== Direction ==
Pull every line containing the word "گیرد" from the records.

Recorded data
— BEGIN —

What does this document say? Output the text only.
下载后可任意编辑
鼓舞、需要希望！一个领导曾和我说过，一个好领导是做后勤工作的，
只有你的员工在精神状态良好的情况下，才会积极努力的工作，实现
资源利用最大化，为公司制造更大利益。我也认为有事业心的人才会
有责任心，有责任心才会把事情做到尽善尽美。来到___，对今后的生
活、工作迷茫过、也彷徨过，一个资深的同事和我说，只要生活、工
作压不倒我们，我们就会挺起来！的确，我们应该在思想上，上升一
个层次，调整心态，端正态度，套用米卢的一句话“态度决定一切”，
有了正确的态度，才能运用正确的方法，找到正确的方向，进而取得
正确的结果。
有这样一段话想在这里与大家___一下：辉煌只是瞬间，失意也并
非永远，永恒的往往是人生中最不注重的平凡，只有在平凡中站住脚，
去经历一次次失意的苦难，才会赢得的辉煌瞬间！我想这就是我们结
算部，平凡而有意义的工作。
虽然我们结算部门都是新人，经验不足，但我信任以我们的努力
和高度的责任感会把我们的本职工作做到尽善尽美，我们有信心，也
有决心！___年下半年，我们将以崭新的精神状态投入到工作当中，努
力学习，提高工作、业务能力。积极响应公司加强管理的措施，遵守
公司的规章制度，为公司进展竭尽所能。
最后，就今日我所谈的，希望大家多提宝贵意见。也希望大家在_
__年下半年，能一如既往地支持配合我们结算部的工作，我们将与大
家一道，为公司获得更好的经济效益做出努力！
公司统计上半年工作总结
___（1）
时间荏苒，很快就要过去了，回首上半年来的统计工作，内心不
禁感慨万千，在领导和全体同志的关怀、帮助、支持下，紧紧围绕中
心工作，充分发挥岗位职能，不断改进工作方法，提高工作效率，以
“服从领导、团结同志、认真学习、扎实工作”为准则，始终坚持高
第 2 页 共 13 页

— END —
— BEGIN —

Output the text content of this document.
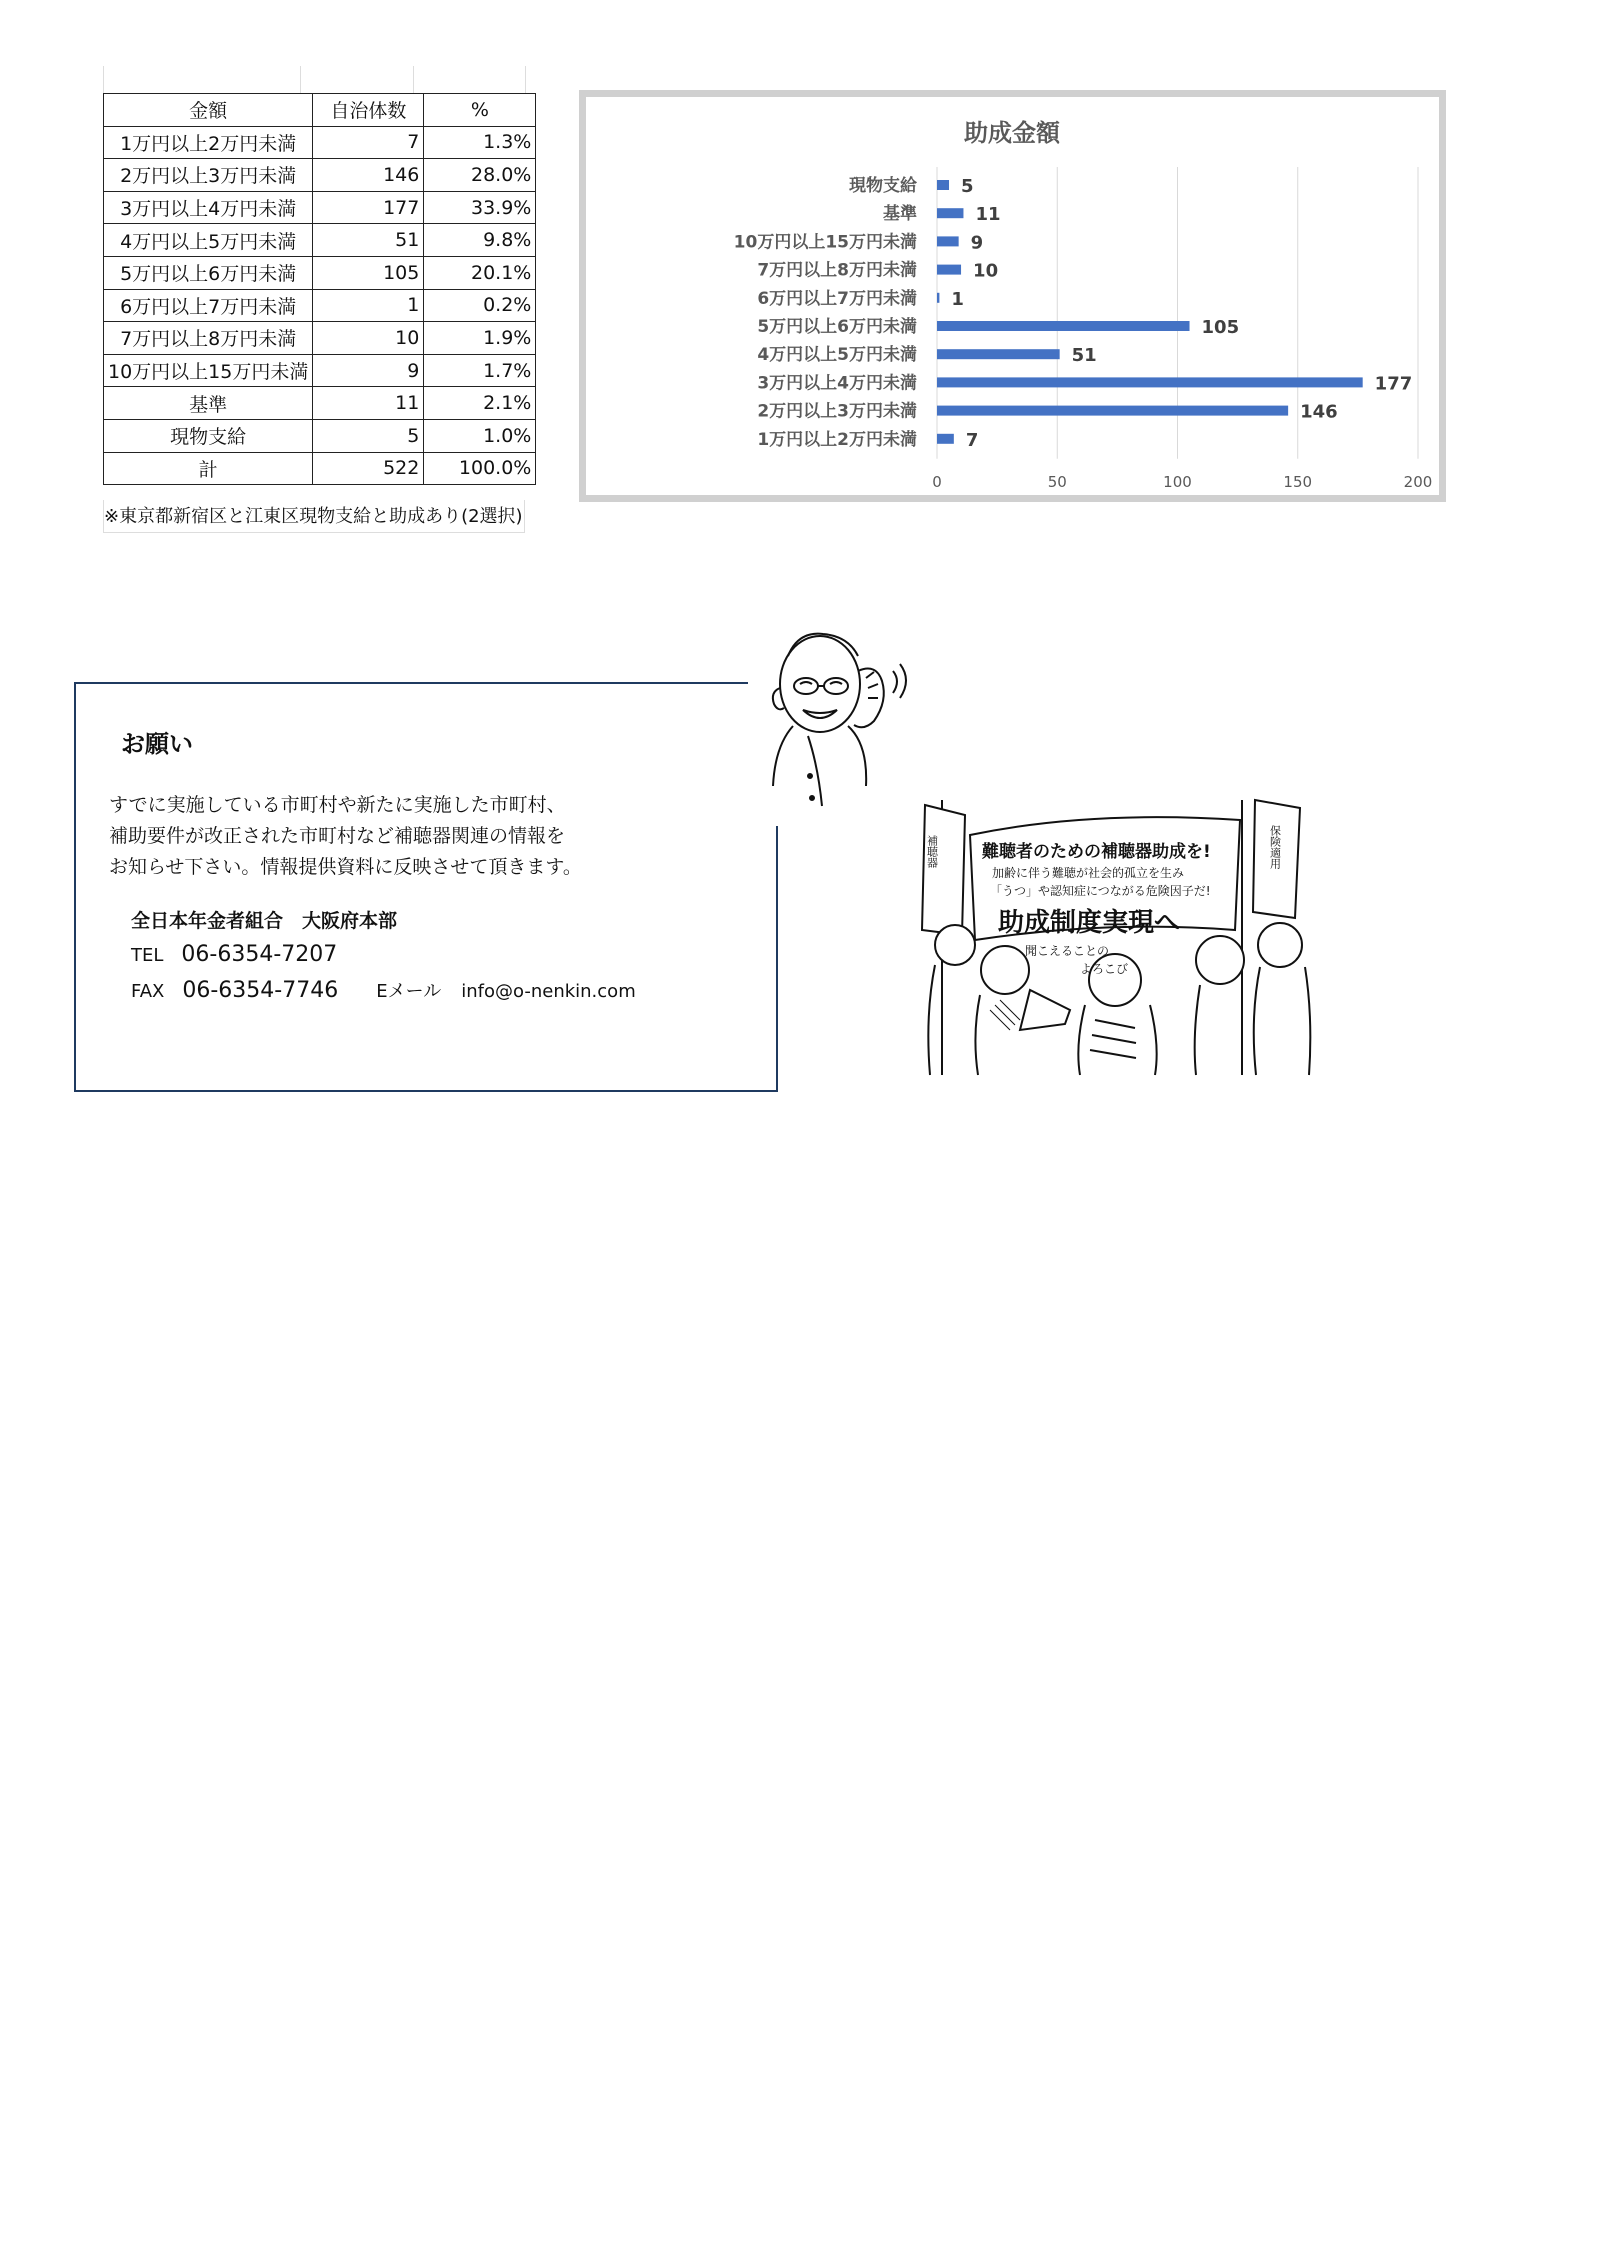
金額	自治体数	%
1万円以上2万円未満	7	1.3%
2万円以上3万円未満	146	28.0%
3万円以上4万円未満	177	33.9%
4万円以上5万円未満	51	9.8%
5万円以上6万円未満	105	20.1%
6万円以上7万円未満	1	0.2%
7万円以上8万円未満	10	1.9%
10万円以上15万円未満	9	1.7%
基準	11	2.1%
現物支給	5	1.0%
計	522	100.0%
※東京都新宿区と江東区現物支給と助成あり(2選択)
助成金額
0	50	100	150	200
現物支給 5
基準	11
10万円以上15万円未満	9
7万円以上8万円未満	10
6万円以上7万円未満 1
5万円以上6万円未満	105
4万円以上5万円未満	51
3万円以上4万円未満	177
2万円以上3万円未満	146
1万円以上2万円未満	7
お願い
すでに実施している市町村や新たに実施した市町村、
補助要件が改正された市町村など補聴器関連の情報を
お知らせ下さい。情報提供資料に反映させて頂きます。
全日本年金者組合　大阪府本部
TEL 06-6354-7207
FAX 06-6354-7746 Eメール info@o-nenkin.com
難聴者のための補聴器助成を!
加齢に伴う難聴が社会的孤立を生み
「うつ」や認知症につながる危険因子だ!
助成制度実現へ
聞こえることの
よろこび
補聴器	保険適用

— END —
— BEGIN —

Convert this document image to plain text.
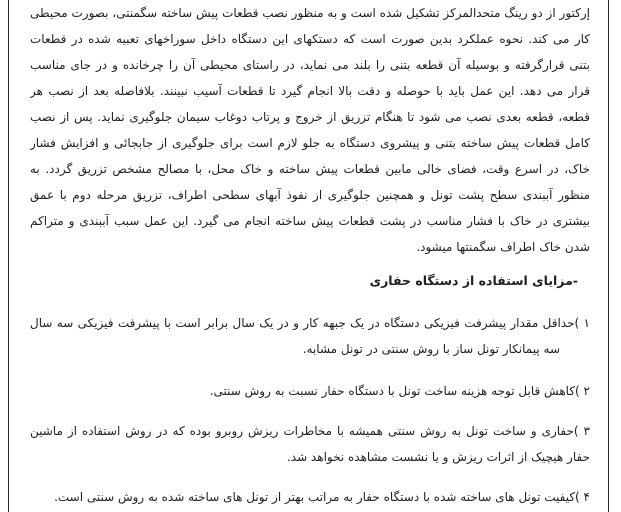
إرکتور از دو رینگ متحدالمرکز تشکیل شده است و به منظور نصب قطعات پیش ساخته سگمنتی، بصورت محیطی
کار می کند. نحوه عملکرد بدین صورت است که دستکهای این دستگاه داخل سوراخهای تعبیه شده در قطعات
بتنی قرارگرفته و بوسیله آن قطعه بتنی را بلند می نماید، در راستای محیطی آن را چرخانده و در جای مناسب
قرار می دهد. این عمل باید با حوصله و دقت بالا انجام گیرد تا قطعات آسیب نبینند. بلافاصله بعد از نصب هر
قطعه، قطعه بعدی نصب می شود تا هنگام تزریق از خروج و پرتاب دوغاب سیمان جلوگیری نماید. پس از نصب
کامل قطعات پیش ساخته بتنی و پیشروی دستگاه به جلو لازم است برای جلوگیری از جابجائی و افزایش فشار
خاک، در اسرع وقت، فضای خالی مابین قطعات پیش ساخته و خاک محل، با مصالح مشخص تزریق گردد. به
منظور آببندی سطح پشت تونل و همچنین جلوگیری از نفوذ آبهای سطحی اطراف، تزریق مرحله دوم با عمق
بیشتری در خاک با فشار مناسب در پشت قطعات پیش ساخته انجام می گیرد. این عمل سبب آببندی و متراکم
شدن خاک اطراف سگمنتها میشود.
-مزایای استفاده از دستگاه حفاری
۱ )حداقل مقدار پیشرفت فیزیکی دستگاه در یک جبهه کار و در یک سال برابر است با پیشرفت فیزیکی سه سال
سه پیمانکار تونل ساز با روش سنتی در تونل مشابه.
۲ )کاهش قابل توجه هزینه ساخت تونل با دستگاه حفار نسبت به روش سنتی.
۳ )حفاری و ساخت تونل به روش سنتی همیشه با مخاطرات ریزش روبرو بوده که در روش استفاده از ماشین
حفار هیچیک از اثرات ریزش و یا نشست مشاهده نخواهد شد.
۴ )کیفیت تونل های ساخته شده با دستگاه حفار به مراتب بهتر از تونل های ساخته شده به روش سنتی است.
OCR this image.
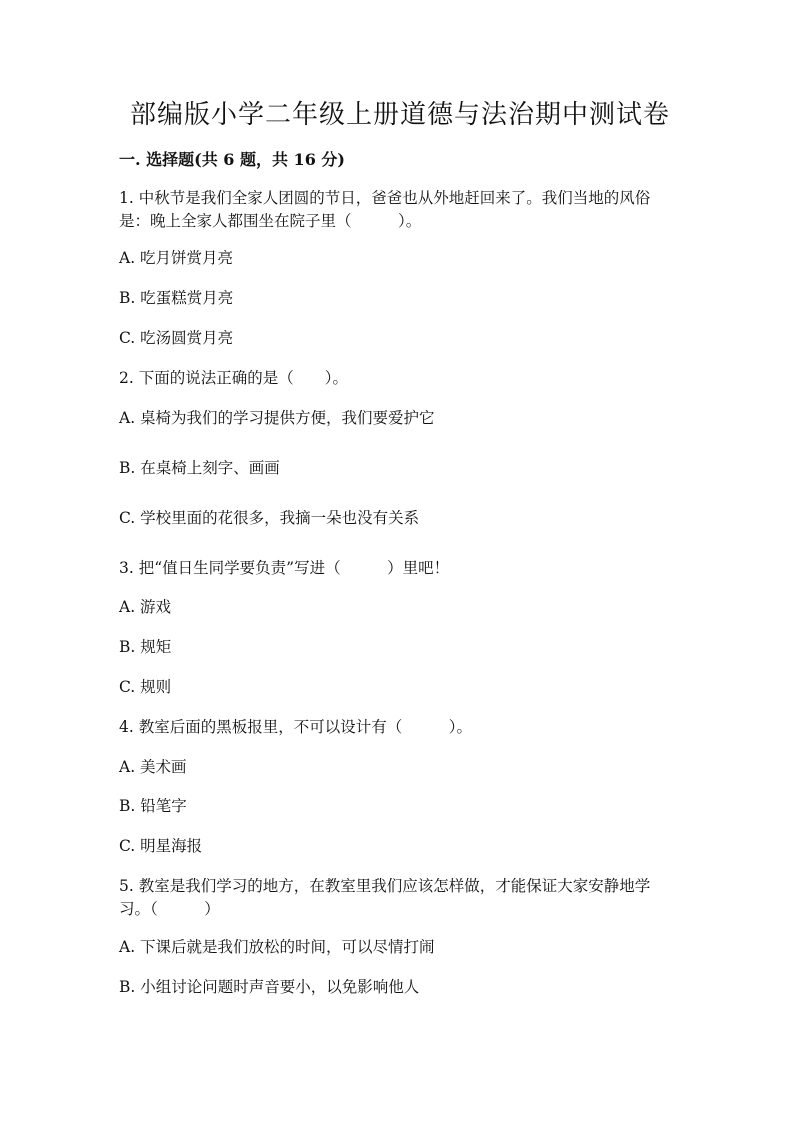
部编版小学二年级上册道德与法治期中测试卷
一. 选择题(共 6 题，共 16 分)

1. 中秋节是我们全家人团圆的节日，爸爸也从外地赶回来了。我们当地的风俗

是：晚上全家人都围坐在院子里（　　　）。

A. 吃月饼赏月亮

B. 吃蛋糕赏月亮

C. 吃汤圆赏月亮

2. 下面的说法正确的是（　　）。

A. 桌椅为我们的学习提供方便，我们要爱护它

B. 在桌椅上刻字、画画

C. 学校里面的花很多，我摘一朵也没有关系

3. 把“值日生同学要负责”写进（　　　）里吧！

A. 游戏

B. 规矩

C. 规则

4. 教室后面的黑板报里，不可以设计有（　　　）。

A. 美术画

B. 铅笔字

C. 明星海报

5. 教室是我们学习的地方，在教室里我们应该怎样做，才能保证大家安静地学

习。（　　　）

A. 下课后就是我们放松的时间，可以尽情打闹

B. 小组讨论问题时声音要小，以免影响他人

— END —

== Correct result ==
قرار می دهد. این عمل باید با حوصله و دقت بالا انجام گیرد تا قطعات آسیب نبینند. بلافاصله بعد از نصب هر
بیشتری در خاک با فشار مناسب در پشت قطعات پیش ساخته انجام می گیرد. این عمل سبب آببندی و متراکم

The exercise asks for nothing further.